Entries from a visual dataset:
##############################
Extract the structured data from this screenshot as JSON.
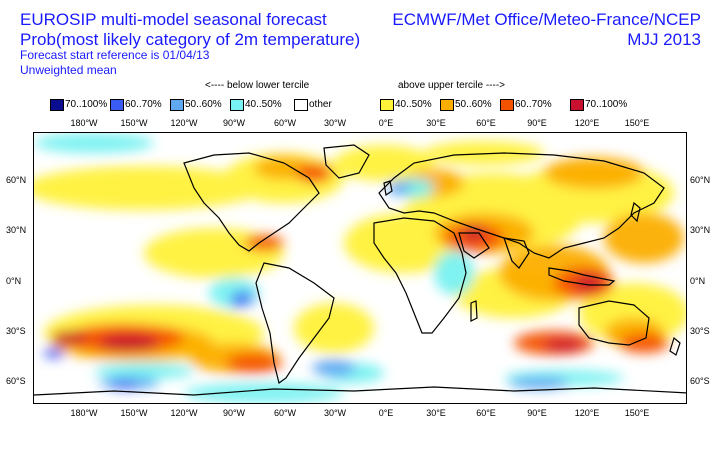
{
  "header": {
    "title_line1": "EUROSIP multi-model seasonal forecast",
    "title_line2": "Prob(most likely category of 2m temperature)",
    "start_ref": "Forecast start reference is 01/04/13",
    "mean_type": "Unweighted mean",
    "centres": "ECMWF/Met Office/Meteo-France/NCEP",
    "season": "MJJ 2013"
  },
  "legend": {
    "below_label": "<---- below lower tercile",
    "above_label": "above upper tercile ---->",
    "items": [
      {
        "label": "70..100%",
        "color": "#0a0d8f"
      },
      {
        "label": "60..70%",
        "color": "#3a5cf2"
      },
      {
        "label": "50..60%",
        "color": "#60a8f2"
      },
      {
        "label": "40..50%",
        "color": "#78f2f2"
      },
      {
        "label": "other",
        "color": "#ffffff"
      },
      {
        "label": "40..50%",
        "color": "#fff23a"
      },
      {
        "label": "50..60%",
        "color": "#fcae00"
      },
      {
        "label": "60..70%",
        "color": "#f55200"
      },
      {
        "label": "70..100%",
        "color": "#c9102f"
      }
    ]
  },
  "axes": {
    "longitudes": [
      "180°W",
      "150°W",
      "120°W",
      "90°W",
      "60°W",
      "30°W",
      "0°E",
      "30°E",
      "60°E",
      "90°E",
      "120°E",
      "150°E"
    ],
    "latitudes": [
      "60°N",
      "30°N",
      "0°N",
      "30°S",
      "60°S"
    ]
  }
}
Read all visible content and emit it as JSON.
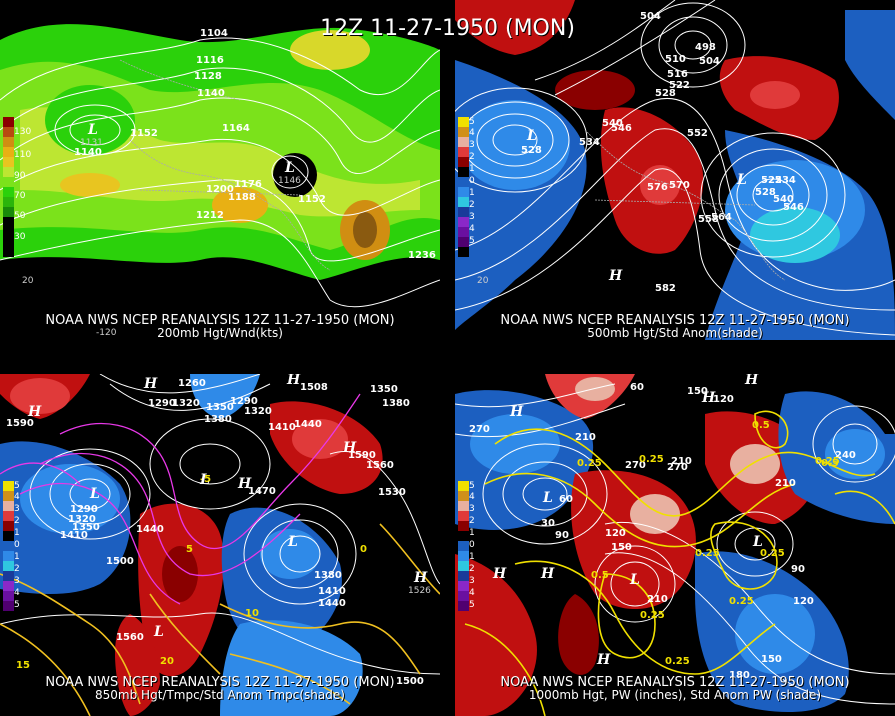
{
  "title": "12Z 11-27-1950 (MON)",
  "panels": [
    {
      "id": "p200",
      "caption1": "NOAA NWS NCEP REANALYSIS 12Z 11-27-1950 (MON)",
      "caption2": "200mb Hgt/Wnd(kts)",
      "colorbar_labels": [
        "130",
        "110",
        "90",
        "70",
        "50",
        "30"
      ],
      "labels": [
        "1104",
        "1116",
        "1128",
        "1140",
        "1152",
        "1164",
        "1140",
        "1152",
        "1200",
        "1176",
        "1188",
        "1212",
        "1236",
        "1152",
        "1131",
        "1146"
      ],
      "low_labels": [
        "L",
        "L"
      ],
      "lon_labels": [
        "-120",
        "20"
      ]
    },
    {
      "id": "p500",
      "caption1": "NOAA NWS NCEP REANALYSIS 12Z 11-27-1950 (MON)",
      "caption2": "500mb Hgt/Std Anom(shade)",
      "colorbar_labels": [
        "5",
        "4",
        "3",
        "2",
        "1",
        "0",
        "1",
        "2",
        "3",
        "4",
        "5"
      ],
      "labels": [
        "504",
        "510",
        "498",
        "504",
        "516",
        "522",
        "528",
        "546",
        "540",
        "534",
        "552",
        "576",
        "570",
        "558",
        "564",
        "522",
        "528",
        "534",
        "540",
        "546",
        "582",
        "528"
      ],
      "low_labels": [
        "L",
        "L",
        "H"
      ],
      "lon_labels": [
        "20"
      ]
    },
    {
      "id": "p850",
      "caption1": "NOAA NWS NCEP REANALYSIS 12Z 11-27-1950 (MON)",
      "caption2": "850mb Hgt/Tmpc/Std Anom Tmpc(shade)",
      "colorbar_labels": [
        "5",
        "4",
        "3",
        "2",
        "1",
        "0",
        "1",
        "2",
        "3",
        "4",
        "5"
      ],
      "labels": [
        "1260",
        "1290",
        "1320",
        "1350",
        "1380",
        "1410",
        "1290",
        "1320",
        "1508",
        "1350",
        "1380",
        "1590",
        "1440",
        "1590",
        "1560",
        "1530",
        "1470",
        "1290",
        "1320",
        "1350",
        "1410",
        "1440",
        "1500",
        "1380",
        "1410",
        "1440",
        "1560",
        "1526",
        "1500",
        "10",
        "20",
        "15",
        "5",
        "0",
        "-5"
      ],
      "low_labels": [
        "H",
        "H",
        "H",
        "L",
        "L",
        "L",
        "L",
        "H",
        "H",
        "H"
      ],
      "lon_labels": []
    },
    {
      "id": "p1000",
      "caption1": "NOAA NWS NCEP REANALYSIS 12Z 11-27-1950 (MON)",
      "caption2": "1000mb Hgt, PW (inches), Std Anom PW (shade)",
      "colorbar_labels": [
        "5",
        "4",
        "3",
        "2",
        "1",
        "0",
        "1",
        "2",
        "3",
        "4",
        "5"
      ],
      "labels": [
        "60",
        "150",
        "120",
        "270",
        "210",
        "0.25",
        "270",
        "0.25",
        "210",
        "270",
        "240",
        "0.25",
        "210",
        "0.5",
        "30",
        "90",
        "60",
        "120",
        "150",
        "0.25",
        "0.5",
        "0.25",
        "210",
        "0.25",
        "120",
        "0.25",
        "150",
        "180",
        "90",
        "0.5",
        "0.25"
      ],
      "low_labels": [
        "H",
        "H",
        "H",
        "L",
        "L",
        "H",
        "H",
        "L",
        "H"
      ],
      "lon_labels": []
    }
  ]
}
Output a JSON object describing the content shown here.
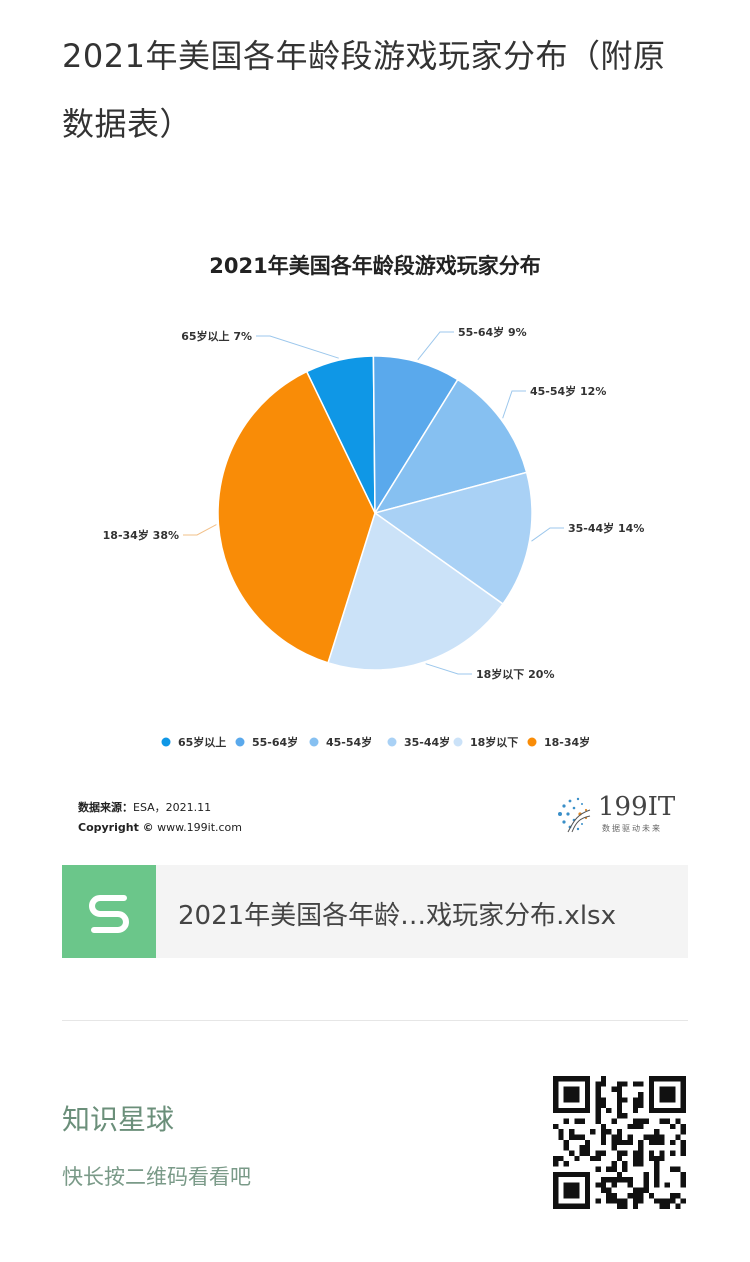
{
  "article": {
    "title": "2021年美国各年龄段游戏玩家分布（附原数据表）"
  },
  "chart_data": {
    "type": "pie",
    "title": "2021年美国各年龄段游戏玩家分布",
    "slices": [
      {
        "label": "65岁以上",
        "value": 7,
        "pct_label": "65岁以上 7%",
        "color": "#0f97e6"
      },
      {
        "label": "55-64岁",
        "value": 9,
        "pct_label": "55-64岁 9%",
        "color": "#5aa9ec"
      },
      {
        "label": "45-54岁",
        "value": 12,
        "pct_label": "45-54岁 12%",
        "color": "#86c0f1"
      },
      {
        "label": "35-44岁",
        "value": 14,
        "pct_label": "35-44岁 14%",
        "color": "#a9d1f5"
      },
      {
        "label": "18岁以下",
        "value": 20,
        "pct_label": "18岁以下 20%",
        "color": "#cbe2f8"
      },
      {
        "label": "18-34岁",
        "value": 38,
        "pct_label": "18-34岁 38%",
        "color": "#f98c07"
      }
    ],
    "legend_position": "bottom"
  },
  "source": {
    "label": "数据来源：",
    "value": "ESA，2021.11",
    "copyright_label": "Copyright ©",
    "copyright_site": "www.199it.com"
  },
  "brand": {
    "name": "199IT",
    "slogan": "数据驱动未来"
  },
  "file": {
    "name": "2021年美国各年龄…戏玩家分布.xlsx",
    "icon": "spreadsheet-s-icon"
  },
  "promo": {
    "title": "知识星球",
    "subtitle": "快长按二维码看看吧"
  },
  "icons": {
    "qr": "qr-code-icon"
  }
}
##############################
- Given instruction -
All of the lines above should be printed exactly, minus the pictures.

- Complete response -
Extract the structured data from this screenshot as JSON.
{
  "header": {
    "title_line1": "EUROSIP multi-model seasonal forecast",
    "title_line2": "Prob(most likely category of 2m temperature)",
    "start_ref": "Forecast start reference is 01/04/13",
    "mean_type": "Unweighted mean",
    "centres": "ECMWF/Met Office/Meteo-France/NCEP",
    "season": "MJJ 2013"
  },
  "legend": {
    "below_label": "<---- below lower tercile",
    "above_label": "above upper tercile ---->",
    "items": [
      {
        "label": "70..100%",
        "color": "#0a0d8f"
      },
      {
        "label": "60..70%",
        "color": "#3a5cf2"
      },
      {
        "label": "50..60%",
        "color": "#60a8f2"
      },
      {
        "label": "40..50%",
        "color": "#78f2f2"
      },
      {
        "label": "other",
        "color": "#ffffff"
      },
      {
        "label": "40..50%",
        "color": "#fff23a"
      },
      {
        "label": "50..60%",
        "color": "#fcae00"
      },
      {
        "label": "60..70%",
        "color": "#f55200"
      },
      {
        "label": "70..100%",
        "color": "#c9102f"
      }
    ]
  },
  "axes": {
    "longitudes": [
      "180°W",
      "150°W",
      "120°W",
      "90°W",
      "60°W",
      "30°W",
      "0°E",
      "30°E",
      "60°E",
      "90°E",
      "120°E",
      "150°E"
    ],
    "latitudes": [
      "60°N",
      "30°N",
      "0°N",
      "30°S",
      "60°S"
    ]
  }
}
Read all visible content and emit it as JSON.
{
  "title": "12Z 11-27-1950 (MON)",
  "panels": [
    {
      "id": "p200",
      "caption1": "NOAA NWS NCEP REANALYSIS 12Z 11-27-1950 (MON)",
      "caption2": "200mb Hgt/Wnd(kts)",
      "colorbar_labels": [
        "130",
        "110",
        "90",
        "70",
        "50",
        "30"
      ],
      "labels": [
        "1104",
        "1116",
        "1128",
        "1140",
        "1152",
        "1164",
        "1140",
        "1152",
        "1200",
        "1176",
        "1188",
        "1212",
        "1236",
        "1152",
        "1131",
        "1146"
      ],
      "low_labels": [
        "L",
        "L"
      ],
      "lon_labels": [
        "-120",
        "20"
      ]
    },
    {
      "id": "p500",
      "caption1": "NOAA NWS NCEP REANALYSIS 12Z 11-27-1950 (MON)",
      "caption2": "500mb Hgt/Std Anom(shade)",
      "colorbar_labels": [
        "5",
        "4",
        "3",
        "2",
        "1",
        "0",
        "1",
        "2",
        "3",
        "4",
        "5"
      ],
      "labels": [
        "504",
        "510",
        "498",
        "504",
        "516",
        "522",
        "528",
        "546",
        "540",
        "534",
        "552",
        "576",
        "570",
        "558",
        "564",
        "522",
        "528",
        "534",
        "540",
        "546",
        "582",
        "528"
      ],
      "low_labels": [
        "L",
        "L",
        "H"
      ],
      "lon_labels": [
        "20"
      ]
    },
    {
      "id": "p850",
      "caption1": "NOAA NWS NCEP REANALYSIS 12Z 11-27-1950 (MON)",
      "caption2": "850mb Hgt/Tmpc/Std Anom Tmpc(shade)",
      "colorbar_labels": [
        "5",
        "4",
        "3",
        "2",
        "1",
        "0",
        "1",
        "2",
        "3",
        "4",
        "5"
      ],
      "labels": [
        "1260",
        "1290",
        "1320",
        "1350",
        "1380",
        "1410",
        "1290",
        "1320",
        "1508",
        "1350",
        "1380",
        "1590",
        "1440",
        "1590",
        "1560",
        "1530",
        "1470",
        "1290",
        "1320",
        "1350",
        "1410",
        "1440",
        "1500",
        "1380",
        "1410",
        "1440",
        "1560",
        "1526",
        "1500",
        "10",
        "20",
        "15",
        "5",
        "0",
        "-5"
      ],
      "low_labels": [
        "H",
        "H",
        "H",
        "L",
        "L",
        "L",
        "L",
        "H",
        "H",
        "H"
      ],
      "lon_labels": []
    },
    {
      "id": "p1000",
      "caption1": "NOAA NWS NCEP REANALYSIS 12Z 11-27-1950 (MON)",
      "caption2": "1000mb Hgt, PW (inches), Std Anom PW (shade)",
      "colorbar_labels": [
        "5",
        "4",
        "3",
        "2",
        "1",
        "0",
        "1",
        "2",
        "3",
        "4",
        "5"
      ],
      "labels": [
        "60",
        "150",
        "120",
        "270",
        "210",
        "0.25",
        "270",
        "0.25",
        "210",
        "270",
        "240",
        "0.25",
        "210",
        "0.5",
        "30",
        "90",
        "60",
        "120",
        "150",
        "0.25",
        "0.5",
        "0.25",
        "210",
        "0.25",
        "120",
        "0.25",
        "150",
        "180",
        "90",
        "0.5",
        "0.25"
      ],
      "low_labels": [
        "H",
        "H",
        "H",
        "L",
        "L",
        "H",
        "H",
        "L",
        "H"
      ],
      "lon_labels": []
    }
  ]
}
Output a JSON object describing the content shown here.
{
  "article": {
    "title": "2021年美国各年龄段游戏玩家分布（附原数据表）"
  },
  "chart_data": {
    "type": "pie",
    "title": "2021年美国各年龄段游戏玩家分布",
    "slices": [
      {
        "label": "65岁以上",
        "value": 7,
        "pct_label": "65岁以上 7%",
        "color": "#0f97e6"
      },
      {
        "label": "55-64岁",
        "value": 9,
        "pct_label": "55-64岁 9%",
        "color": "#5aa9ec"
      },
      {
        "label": "45-54岁",
        "value": 12,
        "pct_label": "45-54岁 12%",
        "color": "#86c0f1"
      },
      {
        "label": "35-44岁",
        "value": 14,
        "pct_label": "35-44岁 14%",
        "color": "#a9d1f5"
      },
      {
        "label": "18岁以下",
        "value": 20,
        "pct_label": "18岁以下 20%",
        "color": "#cbe2f8"
      },
      {
        "label": "18-34岁",
        "value": 38,
        "pct_label": "18-34岁 38%",
        "color": "#f98c07"
      }
    ],
    "legend_position": "bottom"
  },
  "source": {
    "label": "数据来源：",
    "value": "ESA，2021.11",
    "copyright_label": "Copyright ©",
    "copyright_site": "www.199it.com"
  },
  "brand": {
    "name": "199IT",
    "slogan": "数据驱动未来"
  },
  "file": {
    "name": "2021年美国各年龄…戏玩家分布.xlsx",
    "icon": "spreadsheet-s-icon"
  },
  "promo": {
    "title": "知识星球",
    "subtitle": "快长按二维码看看吧"
  },
  "icons": {
    "qr": "qr-code-icon"
  }
}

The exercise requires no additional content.